- [DESCRIPTION OF THE TASK]
Copy the entries word for word, from the very first line through the line that contains "- fctables-brand-panel: FcTables.com: [205, 458, 415, 480]".

::: ENTRIES SUPPLIED :::

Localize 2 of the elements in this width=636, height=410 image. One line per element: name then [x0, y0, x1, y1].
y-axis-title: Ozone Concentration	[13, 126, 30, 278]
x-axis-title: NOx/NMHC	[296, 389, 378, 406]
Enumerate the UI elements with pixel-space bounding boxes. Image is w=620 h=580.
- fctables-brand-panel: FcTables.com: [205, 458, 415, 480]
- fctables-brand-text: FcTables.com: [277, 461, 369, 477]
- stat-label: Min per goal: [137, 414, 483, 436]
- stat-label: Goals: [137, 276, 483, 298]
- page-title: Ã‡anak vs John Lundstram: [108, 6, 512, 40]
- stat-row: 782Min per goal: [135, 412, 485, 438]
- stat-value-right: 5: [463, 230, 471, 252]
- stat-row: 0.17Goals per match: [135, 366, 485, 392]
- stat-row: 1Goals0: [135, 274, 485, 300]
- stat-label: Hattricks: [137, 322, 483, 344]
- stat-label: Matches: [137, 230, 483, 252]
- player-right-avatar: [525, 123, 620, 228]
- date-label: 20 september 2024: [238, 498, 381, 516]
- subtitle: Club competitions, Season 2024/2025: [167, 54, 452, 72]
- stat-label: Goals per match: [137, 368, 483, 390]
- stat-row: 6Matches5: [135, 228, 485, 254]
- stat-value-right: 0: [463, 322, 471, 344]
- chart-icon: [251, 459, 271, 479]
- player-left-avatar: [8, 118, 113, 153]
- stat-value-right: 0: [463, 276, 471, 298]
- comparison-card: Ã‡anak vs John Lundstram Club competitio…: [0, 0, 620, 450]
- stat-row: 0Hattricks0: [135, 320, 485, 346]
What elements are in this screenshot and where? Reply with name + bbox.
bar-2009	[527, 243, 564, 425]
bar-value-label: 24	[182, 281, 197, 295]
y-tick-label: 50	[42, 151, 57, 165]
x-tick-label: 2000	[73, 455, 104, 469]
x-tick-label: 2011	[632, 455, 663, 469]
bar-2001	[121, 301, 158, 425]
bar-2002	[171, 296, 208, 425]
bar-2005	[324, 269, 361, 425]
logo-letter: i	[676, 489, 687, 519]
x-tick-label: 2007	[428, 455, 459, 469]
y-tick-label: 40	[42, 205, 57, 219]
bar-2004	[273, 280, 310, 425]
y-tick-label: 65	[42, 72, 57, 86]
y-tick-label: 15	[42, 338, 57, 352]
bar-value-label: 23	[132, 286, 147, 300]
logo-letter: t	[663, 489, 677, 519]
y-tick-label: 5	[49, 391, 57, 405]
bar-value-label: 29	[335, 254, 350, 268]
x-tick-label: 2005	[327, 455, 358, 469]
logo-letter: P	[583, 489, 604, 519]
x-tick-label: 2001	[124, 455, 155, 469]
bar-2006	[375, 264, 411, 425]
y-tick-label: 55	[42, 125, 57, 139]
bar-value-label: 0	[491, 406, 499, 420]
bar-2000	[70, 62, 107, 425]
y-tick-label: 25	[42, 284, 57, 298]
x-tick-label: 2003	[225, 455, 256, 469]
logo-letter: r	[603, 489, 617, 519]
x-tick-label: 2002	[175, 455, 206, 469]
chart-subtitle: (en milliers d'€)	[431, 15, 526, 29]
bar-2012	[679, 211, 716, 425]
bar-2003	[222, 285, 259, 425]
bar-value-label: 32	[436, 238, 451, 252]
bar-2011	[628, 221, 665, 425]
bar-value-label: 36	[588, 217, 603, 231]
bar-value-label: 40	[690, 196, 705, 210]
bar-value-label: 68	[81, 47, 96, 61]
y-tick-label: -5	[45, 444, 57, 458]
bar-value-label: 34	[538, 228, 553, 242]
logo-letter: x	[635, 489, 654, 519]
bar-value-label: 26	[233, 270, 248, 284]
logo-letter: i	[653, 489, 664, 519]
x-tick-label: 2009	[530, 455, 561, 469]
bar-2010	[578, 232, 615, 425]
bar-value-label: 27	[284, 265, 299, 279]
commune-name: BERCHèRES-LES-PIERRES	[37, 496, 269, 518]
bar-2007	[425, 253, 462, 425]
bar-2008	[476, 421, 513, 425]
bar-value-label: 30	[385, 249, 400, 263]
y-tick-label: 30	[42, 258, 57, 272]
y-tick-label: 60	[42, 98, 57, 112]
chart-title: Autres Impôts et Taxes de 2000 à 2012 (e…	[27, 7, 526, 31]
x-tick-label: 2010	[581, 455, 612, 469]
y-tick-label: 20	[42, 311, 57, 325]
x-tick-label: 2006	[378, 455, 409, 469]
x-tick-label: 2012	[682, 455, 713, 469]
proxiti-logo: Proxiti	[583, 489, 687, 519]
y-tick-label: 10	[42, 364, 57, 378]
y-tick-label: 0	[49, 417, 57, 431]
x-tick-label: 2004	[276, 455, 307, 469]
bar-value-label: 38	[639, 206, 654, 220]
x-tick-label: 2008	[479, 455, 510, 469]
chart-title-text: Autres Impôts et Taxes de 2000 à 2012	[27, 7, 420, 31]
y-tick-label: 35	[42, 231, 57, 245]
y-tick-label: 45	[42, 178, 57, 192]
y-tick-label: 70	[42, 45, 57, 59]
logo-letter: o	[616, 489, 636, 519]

:::

- [FINISHED EXERCISE]
Localize 2 of the elements in this width=636, height=410 image. One line per element: name then [x0, y0, x1, y1].
y-axis-title: Ozone Concentration	[13, 126, 30, 278]
x-axis-title: NOx/NMHC	[296, 389, 378, 406]
Enumerate the UI elements with pixel-space bounding boxes. Image is w=620 h=580.
- fctables-brand-panel: FcTables.com: [205, 458, 415, 480]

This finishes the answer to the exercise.